◆ **THE TASK**
In this exercise, reproduce all the entries that follow exactly.

◆ **MATERIAL PROVIDED**

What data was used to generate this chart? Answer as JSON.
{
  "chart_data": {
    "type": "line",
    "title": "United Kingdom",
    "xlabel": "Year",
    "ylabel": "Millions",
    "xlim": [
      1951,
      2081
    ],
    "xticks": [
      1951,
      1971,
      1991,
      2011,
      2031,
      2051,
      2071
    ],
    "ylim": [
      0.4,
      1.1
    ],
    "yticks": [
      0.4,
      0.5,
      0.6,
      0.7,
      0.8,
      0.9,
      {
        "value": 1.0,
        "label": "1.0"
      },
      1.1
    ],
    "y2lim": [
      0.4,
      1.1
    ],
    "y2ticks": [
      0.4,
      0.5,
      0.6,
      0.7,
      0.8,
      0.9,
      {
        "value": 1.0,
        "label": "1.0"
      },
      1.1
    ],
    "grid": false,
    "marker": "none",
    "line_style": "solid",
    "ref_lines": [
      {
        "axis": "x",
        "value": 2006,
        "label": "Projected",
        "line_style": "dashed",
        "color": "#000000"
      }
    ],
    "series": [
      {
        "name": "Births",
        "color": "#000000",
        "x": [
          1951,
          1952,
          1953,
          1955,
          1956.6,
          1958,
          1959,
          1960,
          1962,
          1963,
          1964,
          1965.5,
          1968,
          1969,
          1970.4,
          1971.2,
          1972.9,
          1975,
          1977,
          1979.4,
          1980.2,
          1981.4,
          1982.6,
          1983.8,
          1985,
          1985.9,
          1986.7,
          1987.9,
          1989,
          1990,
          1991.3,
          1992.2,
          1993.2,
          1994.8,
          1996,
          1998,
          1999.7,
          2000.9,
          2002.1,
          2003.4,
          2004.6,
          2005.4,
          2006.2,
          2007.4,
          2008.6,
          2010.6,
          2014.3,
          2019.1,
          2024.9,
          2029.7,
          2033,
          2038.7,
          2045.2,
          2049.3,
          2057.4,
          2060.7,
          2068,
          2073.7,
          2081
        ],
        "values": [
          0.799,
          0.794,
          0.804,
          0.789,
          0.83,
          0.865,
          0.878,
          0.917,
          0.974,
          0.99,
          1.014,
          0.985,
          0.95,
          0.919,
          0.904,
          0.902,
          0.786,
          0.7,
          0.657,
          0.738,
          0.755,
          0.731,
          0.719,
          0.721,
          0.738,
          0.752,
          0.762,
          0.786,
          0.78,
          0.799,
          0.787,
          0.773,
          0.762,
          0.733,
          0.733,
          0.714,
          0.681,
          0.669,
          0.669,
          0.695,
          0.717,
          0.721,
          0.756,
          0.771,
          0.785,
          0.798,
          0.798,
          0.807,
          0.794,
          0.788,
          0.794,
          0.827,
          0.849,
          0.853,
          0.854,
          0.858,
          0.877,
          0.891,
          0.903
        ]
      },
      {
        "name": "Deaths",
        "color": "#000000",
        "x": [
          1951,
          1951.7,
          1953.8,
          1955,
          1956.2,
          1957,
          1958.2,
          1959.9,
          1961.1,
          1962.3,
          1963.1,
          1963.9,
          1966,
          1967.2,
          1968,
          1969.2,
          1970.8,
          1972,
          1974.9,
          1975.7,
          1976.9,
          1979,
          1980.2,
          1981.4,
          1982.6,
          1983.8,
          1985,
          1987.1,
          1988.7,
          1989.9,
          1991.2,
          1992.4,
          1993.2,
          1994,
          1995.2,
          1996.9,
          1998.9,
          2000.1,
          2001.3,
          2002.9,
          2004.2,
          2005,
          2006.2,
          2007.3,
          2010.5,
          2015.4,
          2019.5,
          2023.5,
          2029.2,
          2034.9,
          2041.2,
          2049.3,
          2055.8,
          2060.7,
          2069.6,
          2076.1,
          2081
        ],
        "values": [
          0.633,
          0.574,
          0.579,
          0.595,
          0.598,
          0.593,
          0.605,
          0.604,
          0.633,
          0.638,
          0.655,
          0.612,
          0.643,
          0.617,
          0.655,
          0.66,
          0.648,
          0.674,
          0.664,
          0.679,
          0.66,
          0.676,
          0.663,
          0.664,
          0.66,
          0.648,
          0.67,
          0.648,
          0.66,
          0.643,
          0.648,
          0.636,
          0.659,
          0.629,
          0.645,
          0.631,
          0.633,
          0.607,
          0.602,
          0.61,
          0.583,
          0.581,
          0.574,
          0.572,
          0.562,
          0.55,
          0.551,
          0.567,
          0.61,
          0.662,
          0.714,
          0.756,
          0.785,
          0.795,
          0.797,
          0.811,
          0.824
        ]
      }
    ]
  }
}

◆ **EXERCISE RESULT**
What data was used to generate this chart? Answer as JSON.
{
  "chart_data": {
    "type": "line",
    "title": "United Kingdom",
    "xlabel": "Year",
    "ylabel": "Millions",
    "xlim": [
      1951,
      2081
    ],
    "xticks": [
      1951,
      1971,
      1991,
      2011,
      2031,
      2051,
      2071
    ],
    "ylim": [
      0.4,
      1.1
    ],
    "yticks": [
      0.4,
      0.5,
      0.6,
      0.7,
      0.8,
      0.9,
      {
        "value": 1.0,
        "label": "1.0"
      },
      1.1
    ],
    "y2lim": [
      0.4,
      1.1
    ],
    "y2ticks": [
      0.4,
      0.5,
      0.6,
      0.7,
      0.8,
      0.9,
      {
        "value": 1.0,
        "label": "1.0"
      },
      1.1
    ],
    "grid": false,
    "marker": "none",
    "line_style": "solid",
    "ref_lines": [
      {
        "axis": "x",
        "value": 2006,
        "label": "Projected",
        "line_style": "dashed",
        "color": "#000000"
      }
    ],
    "series": [
      {
        "name": "Births",
        "color": "#000000",
        "x": [
          1951,
          1952,
          1953,
          1955,
          1956.6,
          1958,
          1959,
          1960,
          1962,
          1963,
          1964,
          1965.5,
          1968,
          1969,
          1970.4,
          1971.2,
          1972.9,
          1975,
          1977,
          1979.4,
          1980.2,
          1981.4,
          1982.6,
          1983.8,
          1985,
          1985.9,
          1986.7,
          1987.9,
          1989,
          1990,
          1991.3,
          1992.2,
          1993.2,
          1994.8,
          1996,
          1998,
          1999.7,
          2000.9,
          2002.1,
          2003.4,
          2004.6,
          2005.4,
          2006.2,
          2007.4,
          2008.6,
          2010.6,
          2014.3,
          2019.1,
          2024.9,
          2029.7,
          2033,
          2038.7,
          2045.2,
          2049.3,
          2057.4,
          2060.7,
          2068,
          2073.7,
          2081
        ],
        "values": [
          0.799,
          0.794,
          0.804,
          0.789,
          0.83,
          0.865,
          0.878,
          0.917,
          0.974,
          0.99,
          1.014,
          0.985,
          0.95,
          0.919,
          0.904,
          0.902,
          0.786,
          0.7,
          0.657,
          0.738,
          0.755,
          0.731,
          0.719,
          0.721,
          0.738,
          0.752,
          0.762,
          0.786,
          0.78,
          0.799,
          0.787,
          0.773,
          0.762,
          0.733,
          0.733,
          0.714,
          0.681,
          0.669,
          0.669,
          0.695,
          0.717,
          0.721,
          0.756,
          0.771,
          0.785,
          0.798,
          0.798,
          0.807,
          0.794,
          0.788,
          0.794,
          0.827,
          0.849,
          0.853,
          0.854,
          0.858,
          0.877,
          0.891,
          0.903
        ]
      },
      {
        "name": "Deaths",
        "color": "#000000",
        "x": [
          1951,
          1951.7,
          1953.8,
          1955,
          1956.2,
          1957,
          1958.2,
          1959.9,
          1961.1,
          1962.3,
          1963.1,
          1963.9,
          1966,
          1967.2,
          1968,
          1969.2,
          1970.8,
          1972,
          1974.9,
          1975.7,
          1976.9,
          1979,
          1980.2,
          1981.4,
          1982.6,
          1983.8,
          1985,
          1987.1,
          1988.7,
          1989.9,
          1991.2,
          1992.4,
          1993.2,
          1994,
          1995.2,
          1996.9,
          1998.9,
          2000.1,
          2001.3,
          2002.9,
          2004.2,
          2005,
          2006.2,
          2007.3,
          2010.5,
          2015.4,
          2019.5,
          2023.5,
          2029.2,
          2034.9,
          2041.2,
          2049.3,
          2055.8,
          2060.7,
          2069.6,
          2076.1,
          2081
        ],
        "values": [
          0.633,
          0.574,
          0.579,
          0.595,
          0.598,
          0.593,
          0.605,
          0.604,
          0.633,
          0.638,
          0.655,
          0.612,
          0.643,
          0.617,
          0.655,
          0.66,
          0.648,
          0.674,
          0.664,
          0.679,
          0.66,
          0.676,
          0.663,
          0.664,
          0.66,
          0.648,
          0.67,
          0.648,
          0.66,
          0.643,
          0.648,
          0.636,
          0.659,
          0.629,
          0.645,
          0.631,
          0.633,
          0.607,
          0.602,
          0.61,
          0.583,
          0.581,
          0.574,
          0.572,
          0.562,
          0.55,
          0.551,
          0.567,
          0.61,
          0.662,
          0.714,
          0.756,
          0.785,
          0.795,
          0.797,
          0.811,
          0.824
        ]
      }
    ]
  }
}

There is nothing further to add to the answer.